=== PROVIDED DATA ===

____________________

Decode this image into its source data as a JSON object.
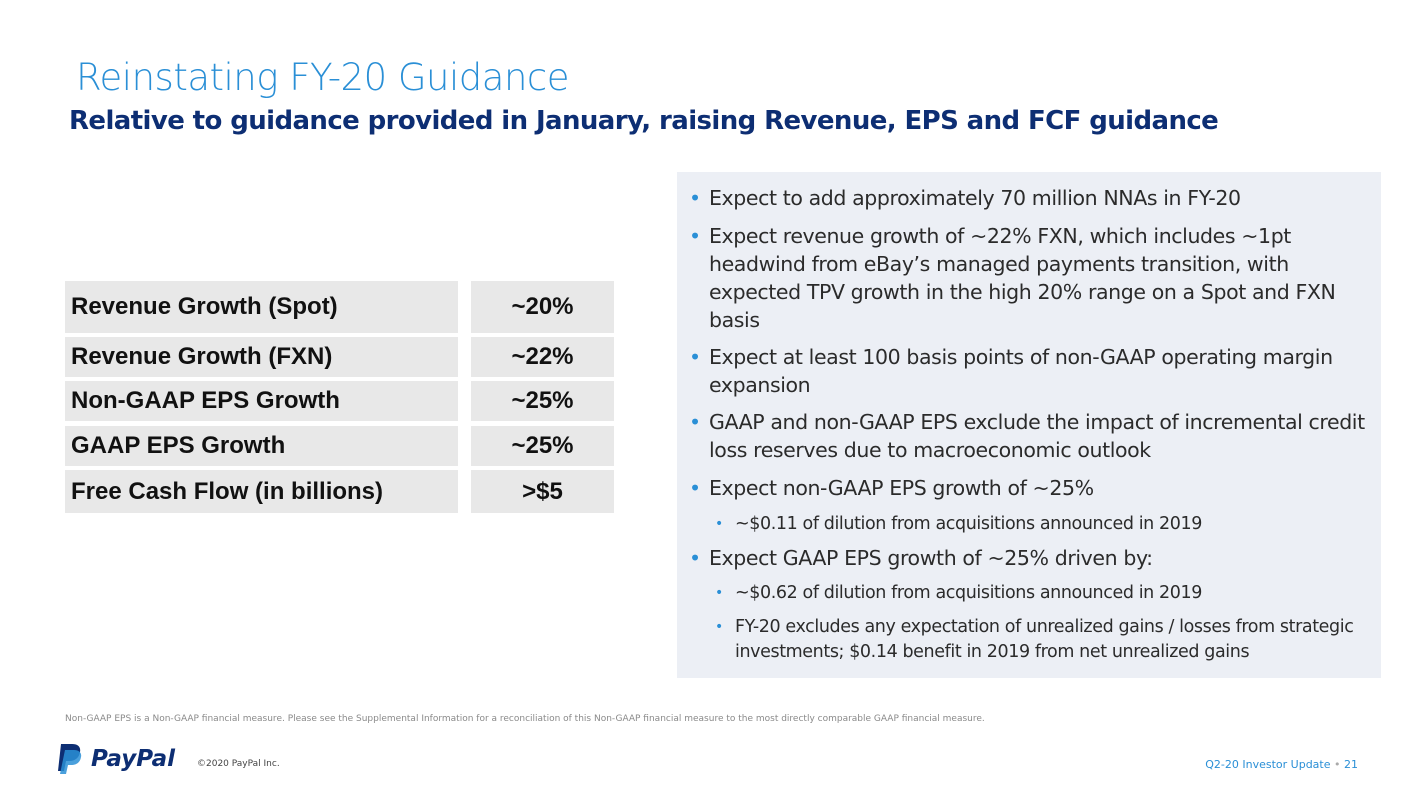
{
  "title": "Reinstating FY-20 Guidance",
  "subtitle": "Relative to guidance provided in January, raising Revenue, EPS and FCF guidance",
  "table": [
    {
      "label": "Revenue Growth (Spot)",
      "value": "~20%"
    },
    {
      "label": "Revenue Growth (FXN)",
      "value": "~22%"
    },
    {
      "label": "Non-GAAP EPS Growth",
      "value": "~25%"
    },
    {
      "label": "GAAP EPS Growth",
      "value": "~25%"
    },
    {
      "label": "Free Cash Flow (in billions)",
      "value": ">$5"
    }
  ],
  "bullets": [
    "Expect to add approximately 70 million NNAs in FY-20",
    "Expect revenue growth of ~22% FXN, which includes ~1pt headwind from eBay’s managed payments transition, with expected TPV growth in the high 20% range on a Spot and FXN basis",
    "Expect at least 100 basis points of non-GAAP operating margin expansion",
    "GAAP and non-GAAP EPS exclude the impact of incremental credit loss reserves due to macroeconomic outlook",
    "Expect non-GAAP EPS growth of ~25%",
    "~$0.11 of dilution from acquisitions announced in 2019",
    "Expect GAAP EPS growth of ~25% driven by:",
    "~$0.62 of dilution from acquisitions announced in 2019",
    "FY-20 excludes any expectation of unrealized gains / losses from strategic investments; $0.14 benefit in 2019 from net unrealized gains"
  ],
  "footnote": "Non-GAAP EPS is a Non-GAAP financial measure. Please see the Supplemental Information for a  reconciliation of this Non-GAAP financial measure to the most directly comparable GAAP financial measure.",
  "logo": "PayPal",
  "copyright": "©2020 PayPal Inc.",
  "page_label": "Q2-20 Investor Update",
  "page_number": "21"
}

____________________

Search the records above for the string "dilution". Copy every line that contains it.

=== ANSWER TO THIS TASK ===
    "~$0.11 of dilution from acquisitions announced in 2019",
    "~$0.62 of dilution from acquisitions announced in 2019",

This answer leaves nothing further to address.